### [Prompt]
Rewrite the Hubble article from "In June, after" up to and including "the synchronization messages.", swapping "narrow down" for "pin down".

### [Extract]

=== Begin Enclosure ===

- NASA's Hubble Space Telescope has gone offline for the second time this year.
- Hubble's
science instruments were registering errors after losing critical synchronization messages.
Hubble's scientific instruments safely shut down after several failures to communicate timing information between them. NASA engineers are analyzing data from the spacecraft to study the issue, but they've shared little information so far.
A NASA spokesperson told Insider that it's "too early in the investigation" to say what might be causing the issue, how engineers might fix it, or when Hubble might come back online.
This isn't the first time Hubble has gone offline this year. The observatory spent nearly five weeks in safe mode after its payload computer suddenly stopped working on June 13. NASA engineers finally brought Hubble back online in July by activating some of its backup hardware - a risky, complex maneuver that could have triggered new issues if done incorrectly. Now, four months later, it's offline again.
Hubble is the world's most powerful space telescope. It has photographed the births and deaths of stars, spotted new moons circling Pluto, and tracked two interstellar objects zipping through our solar system. Its observations have allowed astronomers to calculate the age and expansion of the universe and to peer at galaxies formed shortly after the Big Bang. But Hubble has been orbiting Earth since 1990, and it's getting old.
"This is an older machine, and it's kind of telling us: Look, I'm getting a little bit old here, right? It's talking to us," NASA Associate Administrator Thomas Zurbuchen said in a video after engineers fixed the July issue.
"Could the cause of the problem have something to do with Hubble's age? The answer is almost certainly yes," Paul Hertz, director of NASA's astrophysics division, told Insider in July. "Someday, a component will randomly fail that we won't have a backup for. That's the most likely way the Hubble mission will end."
The glitch is harder to trace this time
The first sign of trouble came at 1:46 a.m. ET on October 23, when Hubble's science instruments issued error codes. They had lost a synchronization message, which provides the instruments with timing information so that they can respond to commands and collect data correctly.
The Hubble team reset those instruments and the telescope resumed its science operations the following morning. But on October 25, Hubble's science instruments sent back even more error codes, indicating the loss of several synchronization messages. The instruments automatically entered safe mode, as they're programmed to do.
"The team is still working to isolate the problem," the NASA spokesperson told Insider. "They are looking at hardware design documents, software, and are collecting more data from the spacecraft to help diagnose it."
In June, after the payload computer failed, engineers were able to quickly narrow down the cause of the issue, since it could only be traced to a few systems. This time, they must cast a much wider net. NASA's Hubble team is investigating all the systems that interface with the science instruments and all systems associated with the synchronization messages.
"Hubble has really changed the way we look at the universe, and is still the most in-demand telescope in the world right now," Hertz said in July. "So scientists have not run out of things to do with it, which is why it's important to us that we keep working hard to bring it back into science operations, so that we can continue making great discoveries."
NASA is preparing to launch a new Earth-orbiting observatory, the James Webb Space Telescope, in December. That telescope is poised to revolutionize
Some of the Webb telescope's first tasks will be studying objects that Hubble has discovered. Then once Webb starts making its own discoveries, NASA hopes to follow up on them with Hubble.
"What astronomers are really looking forward to is the one-two punch of the Hubble-Webb combination," Hertz said.

=== End Enclosure ===

### [Source records]

=== Begin Enclosure ===

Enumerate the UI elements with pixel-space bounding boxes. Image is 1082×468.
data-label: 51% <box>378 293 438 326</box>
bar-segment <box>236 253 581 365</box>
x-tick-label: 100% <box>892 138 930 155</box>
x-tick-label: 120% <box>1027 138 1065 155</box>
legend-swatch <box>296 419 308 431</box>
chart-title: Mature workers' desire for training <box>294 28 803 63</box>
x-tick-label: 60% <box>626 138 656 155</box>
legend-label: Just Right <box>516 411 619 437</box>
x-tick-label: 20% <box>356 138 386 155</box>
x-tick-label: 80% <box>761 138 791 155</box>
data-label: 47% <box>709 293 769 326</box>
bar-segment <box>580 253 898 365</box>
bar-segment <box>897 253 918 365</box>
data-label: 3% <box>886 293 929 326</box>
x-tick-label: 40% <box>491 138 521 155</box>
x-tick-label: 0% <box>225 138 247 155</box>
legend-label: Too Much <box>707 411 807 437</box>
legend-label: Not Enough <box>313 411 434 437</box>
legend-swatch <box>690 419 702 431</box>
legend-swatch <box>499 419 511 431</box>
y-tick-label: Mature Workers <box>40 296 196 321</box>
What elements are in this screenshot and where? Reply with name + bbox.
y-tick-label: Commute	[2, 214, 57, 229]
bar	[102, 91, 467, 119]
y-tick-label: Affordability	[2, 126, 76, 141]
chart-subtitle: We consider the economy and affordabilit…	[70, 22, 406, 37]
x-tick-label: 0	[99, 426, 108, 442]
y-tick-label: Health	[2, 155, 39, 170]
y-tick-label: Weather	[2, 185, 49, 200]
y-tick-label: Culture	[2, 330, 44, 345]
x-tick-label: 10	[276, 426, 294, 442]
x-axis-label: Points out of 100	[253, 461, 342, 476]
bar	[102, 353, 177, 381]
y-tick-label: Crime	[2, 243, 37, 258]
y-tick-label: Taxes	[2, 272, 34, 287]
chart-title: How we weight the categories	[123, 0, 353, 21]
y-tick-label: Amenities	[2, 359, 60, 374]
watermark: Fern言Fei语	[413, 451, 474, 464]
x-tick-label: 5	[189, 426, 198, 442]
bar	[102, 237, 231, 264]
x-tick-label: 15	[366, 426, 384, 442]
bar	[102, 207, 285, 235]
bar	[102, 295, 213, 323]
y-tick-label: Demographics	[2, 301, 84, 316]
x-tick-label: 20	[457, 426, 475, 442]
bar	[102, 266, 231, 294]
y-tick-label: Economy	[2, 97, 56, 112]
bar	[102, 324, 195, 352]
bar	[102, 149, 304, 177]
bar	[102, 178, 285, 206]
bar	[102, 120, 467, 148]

=== End Enclosure ===

### [Response to the exercise]
In June, after the payload computer failed, engineers were able to quickly pin down the cause of the issue, since it could only be traced to a few systems. This time, they must cast a much wider net. NASA's Hubble team is investigating all the systems that interface with the science instruments and all systems associated with the synchronization messages.